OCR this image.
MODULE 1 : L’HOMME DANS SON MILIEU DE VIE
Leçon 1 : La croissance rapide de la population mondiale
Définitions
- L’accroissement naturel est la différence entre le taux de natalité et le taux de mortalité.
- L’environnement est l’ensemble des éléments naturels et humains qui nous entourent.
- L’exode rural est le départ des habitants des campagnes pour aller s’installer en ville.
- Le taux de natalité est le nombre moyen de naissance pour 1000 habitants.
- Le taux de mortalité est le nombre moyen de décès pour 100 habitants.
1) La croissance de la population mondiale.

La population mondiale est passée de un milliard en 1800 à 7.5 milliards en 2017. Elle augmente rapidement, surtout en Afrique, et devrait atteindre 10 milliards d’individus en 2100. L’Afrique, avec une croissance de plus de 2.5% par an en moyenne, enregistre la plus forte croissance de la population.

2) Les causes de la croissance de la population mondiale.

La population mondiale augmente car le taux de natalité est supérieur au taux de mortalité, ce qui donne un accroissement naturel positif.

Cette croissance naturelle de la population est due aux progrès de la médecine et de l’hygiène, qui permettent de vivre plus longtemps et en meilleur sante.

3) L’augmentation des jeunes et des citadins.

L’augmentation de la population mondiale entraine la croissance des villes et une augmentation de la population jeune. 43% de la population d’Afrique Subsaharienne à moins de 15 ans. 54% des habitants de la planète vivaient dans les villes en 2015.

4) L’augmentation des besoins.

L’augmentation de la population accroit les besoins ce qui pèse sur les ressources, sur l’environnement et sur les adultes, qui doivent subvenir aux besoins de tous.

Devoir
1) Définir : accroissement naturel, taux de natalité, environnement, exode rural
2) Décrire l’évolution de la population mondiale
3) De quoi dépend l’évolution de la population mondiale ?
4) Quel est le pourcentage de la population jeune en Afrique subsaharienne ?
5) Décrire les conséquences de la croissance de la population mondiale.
□ □ □
- Directive: Return the material exactly as it stands.

- Completed task:
OCR this image.
MODULE 1 : L’HOMME DANS SON MILIEU DE VIE
Leçon 1 : La croissance rapide de la population mondiale
Définitions
- L’accroissement naturel est la différence entre le taux de natalité et le taux de mortalité.
- L’environnement est l’ensemble des éléments naturels et humains qui nous entourent.
- L’exode rural est le départ des habitants des campagnes pour aller s’installer en ville.
- Le taux de natalité est le nombre moyen de naissance pour 1000 habitants.
- Le taux de mortalité est le nombre moyen de décès pour 100 habitants.
1) La croissance de la population mondiale.

La population mondiale est passée de un milliard en 1800 à 7.5 milliards en 2017. Elle augmente rapidement, surtout en Afrique, et devrait atteindre 10 milliards d’individus en 2100. L’Afrique, avec une croissance de plus de 2.5% par an en moyenne, enregistre la plus forte croissance de la population.

2) Les causes de la croissance de la population mondiale.

La population mondiale augmente car le taux de natalité est supérieur au taux de mortalité, ce qui donne un accroissement naturel positif.

Cette croissance naturelle de la population est due aux progrès de la médecine et de l’hygiène, qui permettent de vivre plus longtemps et en meilleur sante.

3) L’augmentation des jeunes et des citadins.

L’augmentation de la population mondiale entraine la croissance des villes et une augmentation de la population jeune. 43% de la population d’Afrique Subsaharienne à moins de 15 ans. 54% des habitants de la planète vivaient dans les villes en 2015.

4) L’augmentation des besoins.

L’augmentation de la population accroit les besoins ce qui pèse sur les ressources, sur l’environnement et sur les adultes, qui doivent subvenir aux besoins de tous.

Devoir
1) Définir : accroissement naturel, taux de natalité, environnement, exode rural
2) Décrire l’évolution de la population mondiale
3) De quoi dépend l’évolution de la population mondiale ?
4) Quel est le pourcentage de la population jeune en Afrique subsaharienne ?
5) Décrire les conséquences de la croissance de la population mondiale.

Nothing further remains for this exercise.